* _DIRECTIONS_
Extract the full listing below without altering a single character.

** BEGIN **

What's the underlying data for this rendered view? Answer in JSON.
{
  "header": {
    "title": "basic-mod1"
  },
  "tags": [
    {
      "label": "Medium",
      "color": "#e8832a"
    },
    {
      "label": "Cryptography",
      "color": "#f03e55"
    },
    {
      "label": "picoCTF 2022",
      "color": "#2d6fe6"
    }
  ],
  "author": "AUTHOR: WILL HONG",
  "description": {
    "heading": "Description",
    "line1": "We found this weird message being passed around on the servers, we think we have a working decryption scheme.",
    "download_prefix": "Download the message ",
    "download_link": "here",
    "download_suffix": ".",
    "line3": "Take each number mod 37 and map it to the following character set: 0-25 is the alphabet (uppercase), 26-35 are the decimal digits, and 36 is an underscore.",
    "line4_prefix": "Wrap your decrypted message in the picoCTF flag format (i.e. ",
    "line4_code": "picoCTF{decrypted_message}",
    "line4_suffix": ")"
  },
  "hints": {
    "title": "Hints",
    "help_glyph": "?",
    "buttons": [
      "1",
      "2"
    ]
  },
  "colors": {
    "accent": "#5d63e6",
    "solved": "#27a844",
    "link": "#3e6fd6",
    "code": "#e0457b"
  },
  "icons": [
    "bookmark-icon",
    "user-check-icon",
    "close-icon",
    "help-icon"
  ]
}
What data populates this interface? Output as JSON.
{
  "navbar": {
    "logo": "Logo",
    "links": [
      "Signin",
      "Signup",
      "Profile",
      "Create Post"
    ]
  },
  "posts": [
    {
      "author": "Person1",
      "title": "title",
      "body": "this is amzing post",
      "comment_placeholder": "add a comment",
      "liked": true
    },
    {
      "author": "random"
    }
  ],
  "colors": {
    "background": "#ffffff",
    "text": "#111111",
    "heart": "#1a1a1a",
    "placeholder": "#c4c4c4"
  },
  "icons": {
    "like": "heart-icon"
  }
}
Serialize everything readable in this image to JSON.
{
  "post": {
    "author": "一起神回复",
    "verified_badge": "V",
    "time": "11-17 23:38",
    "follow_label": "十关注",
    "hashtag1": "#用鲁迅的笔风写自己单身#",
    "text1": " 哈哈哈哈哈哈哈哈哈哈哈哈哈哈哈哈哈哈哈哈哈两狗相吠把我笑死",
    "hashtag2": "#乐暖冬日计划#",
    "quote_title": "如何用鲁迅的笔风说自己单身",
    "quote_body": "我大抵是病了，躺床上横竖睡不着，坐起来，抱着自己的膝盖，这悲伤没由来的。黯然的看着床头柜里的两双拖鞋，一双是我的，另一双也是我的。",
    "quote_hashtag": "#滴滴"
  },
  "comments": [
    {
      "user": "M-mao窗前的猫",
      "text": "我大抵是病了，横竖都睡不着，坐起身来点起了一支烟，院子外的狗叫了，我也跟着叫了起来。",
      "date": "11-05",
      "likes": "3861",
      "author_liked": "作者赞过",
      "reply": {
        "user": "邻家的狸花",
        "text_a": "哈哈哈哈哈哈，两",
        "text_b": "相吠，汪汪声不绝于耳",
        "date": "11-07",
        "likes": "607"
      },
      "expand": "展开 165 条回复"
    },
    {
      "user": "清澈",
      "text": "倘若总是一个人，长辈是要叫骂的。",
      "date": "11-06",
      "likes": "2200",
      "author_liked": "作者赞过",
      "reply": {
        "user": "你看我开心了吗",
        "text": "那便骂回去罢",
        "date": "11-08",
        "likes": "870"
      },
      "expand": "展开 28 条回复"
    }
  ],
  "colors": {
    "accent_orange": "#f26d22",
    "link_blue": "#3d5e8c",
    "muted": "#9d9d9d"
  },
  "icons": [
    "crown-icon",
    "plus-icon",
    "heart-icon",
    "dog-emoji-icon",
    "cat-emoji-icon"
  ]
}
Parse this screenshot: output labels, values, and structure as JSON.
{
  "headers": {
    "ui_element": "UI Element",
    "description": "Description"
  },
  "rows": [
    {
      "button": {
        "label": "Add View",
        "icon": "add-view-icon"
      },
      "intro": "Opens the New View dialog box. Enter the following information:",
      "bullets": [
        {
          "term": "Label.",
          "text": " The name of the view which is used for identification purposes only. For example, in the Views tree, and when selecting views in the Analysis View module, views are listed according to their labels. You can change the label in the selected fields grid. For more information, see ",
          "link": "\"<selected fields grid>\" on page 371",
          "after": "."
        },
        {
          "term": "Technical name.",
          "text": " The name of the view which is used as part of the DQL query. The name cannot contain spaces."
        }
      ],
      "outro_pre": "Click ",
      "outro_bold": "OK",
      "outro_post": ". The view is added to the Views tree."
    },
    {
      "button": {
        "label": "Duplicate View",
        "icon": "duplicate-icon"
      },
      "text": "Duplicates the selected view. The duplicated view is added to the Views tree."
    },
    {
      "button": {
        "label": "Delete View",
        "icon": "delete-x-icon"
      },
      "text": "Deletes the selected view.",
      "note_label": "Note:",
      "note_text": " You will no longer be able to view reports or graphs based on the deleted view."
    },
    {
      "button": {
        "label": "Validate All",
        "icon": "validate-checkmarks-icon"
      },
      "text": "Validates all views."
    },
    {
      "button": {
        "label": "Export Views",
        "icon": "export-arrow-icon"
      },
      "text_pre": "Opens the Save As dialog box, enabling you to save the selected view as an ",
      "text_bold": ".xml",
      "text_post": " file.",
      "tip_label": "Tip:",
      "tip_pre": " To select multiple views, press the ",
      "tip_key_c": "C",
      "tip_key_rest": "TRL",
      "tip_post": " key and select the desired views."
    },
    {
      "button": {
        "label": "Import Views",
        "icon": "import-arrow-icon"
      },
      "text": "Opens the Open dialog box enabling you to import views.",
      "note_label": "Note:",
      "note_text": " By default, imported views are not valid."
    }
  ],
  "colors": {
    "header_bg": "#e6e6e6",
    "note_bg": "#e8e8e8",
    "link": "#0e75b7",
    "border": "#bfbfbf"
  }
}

** END **

* _SOLUTION TO THIS EXERCISE_
What's the underlying data for this rendered view? Answer in JSON.
{
  "header": {
    "title": "basic-mod1"
  },
  "tags": [
    {
      "label": "Medium",
      "color": "#e8832a"
    },
    {
      "label": "Cryptography",
      "color": "#f03e55"
    },
    {
      "label": "picoCTF 2022",
      "color": "#2d6fe6"
    }
  ],
  "author": "AUTHOR: WILL HONG",
  "description": {
    "heading": "Description",
    "line1": "We found this weird message being passed around on the servers, we think we have a working decryption scheme.",
    "download_prefix": "Download the message ",
    "download_link": "here",
    "download_suffix": ".",
    "line3": "Take each number mod 37 and map it to the following character set: 0-25 is the alphabet (uppercase), 26-35 are the decimal digits, and 36 is an underscore.",
    "line4_prefix": "Wrap your decrypted message in the picoCTF flag format (i.e. ",
    "line4_code": "picoCTF{decrypted_message}",
    "line4_suffix": ")"
  },
  "hints": {
    "title": "Hints",
    "help_glyph": "?",
    "buttons": [
      "1",
      "2"
    ]
  },
  "colors": {
    "accent": "#5d63e6",
    "solved": "#27a844",
    "link": "#3e6fd6",
    "code": "#e0457b"
  },
  "icons": [
    "bookmark-icon",
    "user-check-icon",
    "close-icon",
    "help-icon"
  ]
}
What data populates this interface? Output as JSON.
{
  "navbar": {
    "logo": "Logo",
    "links": [
      "Signin",
      "Signup",
      "Profile",
      "Create Post"
    ]
  },
  "posts": [
    {
      "author": "Person1",
      "title": "title",
      "body": "this is amzing post",
      "comment_placeholder": "add a comment",
      "liked": true
    },
    {
      "author": "random"
    }
  ],
  "colors": {
    "background": "#ffffff",
    "text": "#111111",
    "heart": "#1a1a1a",
    "placeholder": "#c4c4c4"
  },
  "icons": {
    "like": "heart-icon"
  }
}
Serialize everything readable in this image to JSON.
{
  "post": {
    "author": "一起神回复",
    "verified_badge": "V",
    "time": "11-17 23:38",
    "follow_label": "十关注",
    "hashtag1": "#用鲁迅的笔风写自己单身#",
    "text1": " 哈哈哈哈哈哈哈哈哈哈哈哈哈哈哈哈哈哈哈哈哈两狗相吠把我笑死",
    "hashtag2": "#乐暖冬日计划#",
    "quote_title": "如何用鲁迅的笔风说自己单身",
    "quote_body": "我大抵是病了，躺床上横竖睡不着，坐起来，抱着自己的膝盖，这悲伤没由来的。黯然的看着床头柜里的两双拖鞋，一双是我的，另一双也是我的。",
    "quote_hashtag": "#滴滴"
  },
  "comments": [
    {
      "user": "M-mao窗前的猫",
      "text": "我大抵是病了，横竖都睡不着，坐起身来点起了一支烟，院子外的狗叫了，我也跟着叫了起来。",
      "date": "11-05",
      "likes": "3861",
      "author_liked": "作者赞过",
      "reply": {
        "user": "邻家的狸花",
        "text_a": "哈哈哈哈哈哈，两",
        "text_b": "相吠，汪汪声不绝于耳",
        "date": "11-07",
        "likes": "607"
      },
      "expand": "展开 165 条回复"
    },
    {
      "user": "清澈",
      "text": "倘若总是一个人，长辈是要叫骂的。",
      "date": "11-06",
      "likes": "2200",
      "author_liked": "作者赞过",
      "reply": {
        "user": "你看我开心了吗",
        "text": "那便骂回去罢",
        "date": "11-08",
        "likes": "870"
      },
      "expand": "展开 28 条回复"
    }
  ],
  "colors": {
    "accent_orange": "#f26d22",
    "link_blue": "#3d5e8c",
    "muted": "#9d9d9d"
  },
  "icons": [
    "crown-icon",
    "plus-icon",
    "heart-icon",
    "dog-emoji-icon",
    "cat-emoji-icon"
  ]
}
Parse this screenshot: output labels, values, and structure as JSON.
{
  "headers": {
    "ui_element": "UI Element",
    "description": "Description"
  },
  "rows": [
    {
      "button": {
        "label": "Add View",
        "icon": "add-view-icon"
      },
      "intro": "Opens the New View dialog box. Enter the following information:",
      "bullets": [
        {
          "term": "Label.",
          "text": " The name of the view which is used for identification purposes only. For example, in the Views tree, and when selecting views in the Analysis View module, views are listed according to their labels. You can change the label in the selected fields grid. For more information, see ",
          "link": "\"<selected fields grid>\" on page 371",
          "after": "."
        },
        {
          "term": "Technical name.",
          "text": " The name of the view which is used as part of the DQL query. The name cannot contain spaces."
        }
      ],
      "outro_pre": "Click ",
      "outro_bold": "OK",
      "outro_post": ". The view is added to the Views tree."
    },
    {
      "button": {
        "label": "Duplicate View",
        "icon": "duplicate-icon"
      },
      "text": "Duplicates the selected view. The duplicated view is added to the Views tree."
    },
    {
      "button": {
        "label": "Delete View",
        "icon": "delete-x-icon"
      },
      "text": "Deletes the selected view.",
      "note_label": "Note:",
      "note_text": " You will no longer be able to view reports or graphs based on the deleted view."
    },
    {
      "button": {
        "label": "Validate All",
        "icon": "validate-checkmarks-icon"
      },
      "text": "Validates all views."
    },
    {
      "button": {
        "label": "Export Views",
        "icon": "export-arrow-icon"
      },
      "text_pre": "Opens the Save As dialog box, enabling you to save the selected view as an ",
      "text_bold": ".xml",
      "text_post": " file.",
      "tip_label": "Tip:",
      "tip_pre": " To select multiple views, press the ",
      "tip_key_c": "C",
      "tip_key_rest": "TRL",
      "tip_post": " key and select the desired views."
    },
    {
      "button": {
        "label": "Import Views",
        "icon": "import-arrow-icon"
      },
      "text": "Opens the Open dialog box enabling you to import views.",
      "note_label": "Note:",
      "note_text": " By default, imported views are not valid."
    }
  ],
  "colors": {
    "header_bg": "#e6e6e6",
    "note_bg": "#e8e8e8",
    "link": "#0e75b7",
    "border": "#bfbfbf"
  }
}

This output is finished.